• [DATASET RECORDS]:
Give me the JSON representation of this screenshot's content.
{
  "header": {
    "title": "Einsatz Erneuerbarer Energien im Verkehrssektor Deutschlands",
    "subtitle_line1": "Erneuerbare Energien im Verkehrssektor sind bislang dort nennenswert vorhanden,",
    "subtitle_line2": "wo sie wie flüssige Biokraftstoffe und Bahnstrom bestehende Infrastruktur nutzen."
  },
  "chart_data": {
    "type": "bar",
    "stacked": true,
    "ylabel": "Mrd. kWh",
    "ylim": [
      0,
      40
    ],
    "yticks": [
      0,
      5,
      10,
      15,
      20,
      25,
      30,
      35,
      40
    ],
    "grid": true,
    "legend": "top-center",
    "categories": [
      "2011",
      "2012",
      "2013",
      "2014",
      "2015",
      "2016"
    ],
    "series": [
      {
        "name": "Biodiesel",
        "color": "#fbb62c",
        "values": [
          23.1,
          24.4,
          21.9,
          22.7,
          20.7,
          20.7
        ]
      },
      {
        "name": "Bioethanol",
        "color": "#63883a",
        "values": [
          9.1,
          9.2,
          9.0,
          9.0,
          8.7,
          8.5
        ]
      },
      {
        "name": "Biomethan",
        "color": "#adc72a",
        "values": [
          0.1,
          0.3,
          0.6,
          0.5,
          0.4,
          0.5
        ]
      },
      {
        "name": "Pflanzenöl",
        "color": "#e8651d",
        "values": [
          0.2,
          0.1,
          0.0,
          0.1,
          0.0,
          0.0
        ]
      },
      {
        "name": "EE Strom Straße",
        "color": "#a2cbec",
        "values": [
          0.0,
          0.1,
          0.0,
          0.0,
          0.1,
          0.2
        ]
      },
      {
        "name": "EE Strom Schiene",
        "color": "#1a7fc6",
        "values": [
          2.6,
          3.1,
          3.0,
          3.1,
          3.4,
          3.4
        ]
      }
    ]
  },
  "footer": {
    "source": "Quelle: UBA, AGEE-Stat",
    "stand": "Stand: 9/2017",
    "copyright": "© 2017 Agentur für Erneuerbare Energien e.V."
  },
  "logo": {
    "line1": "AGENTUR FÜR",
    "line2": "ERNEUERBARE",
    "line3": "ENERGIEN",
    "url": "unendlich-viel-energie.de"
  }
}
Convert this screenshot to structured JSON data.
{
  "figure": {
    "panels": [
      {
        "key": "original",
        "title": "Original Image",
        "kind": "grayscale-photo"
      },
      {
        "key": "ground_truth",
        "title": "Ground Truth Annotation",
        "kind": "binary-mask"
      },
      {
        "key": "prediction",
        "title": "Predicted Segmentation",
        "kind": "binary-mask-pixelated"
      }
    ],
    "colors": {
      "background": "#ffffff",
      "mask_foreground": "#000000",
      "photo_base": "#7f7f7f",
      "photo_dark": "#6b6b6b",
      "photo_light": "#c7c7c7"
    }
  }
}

• [STATED PROBLEM]: Starting at the line that contains "Convert this screenshot", write out every line to the end of the entries, exactly as given.

• [OUTPUT]:
Convert this screenshot to structured JSON data.
{
  "figure": {
    "panels": [
      {
        "key": "original",
        "title": "Original Image",
        "kind": "grayscale-photo"
      },
      {
        "key": "ground_truth",
        "title": "Ground Truth Annotation",
        "kind": "binary-mask"
      },
      {
        "key": "prediction",
        "title": "Predicted Segmentation",
        "kind": "binary-mask-pixelated"
      }
    ],
    "colors": {
      "background": "#ffffff",
      "mask_foreground": "#000000",
      "photo_base": "#7f7f7f",
      "photo_dark": "#6b6b6b",
      "photo_light": "#c7c7c7"
    }
  }
}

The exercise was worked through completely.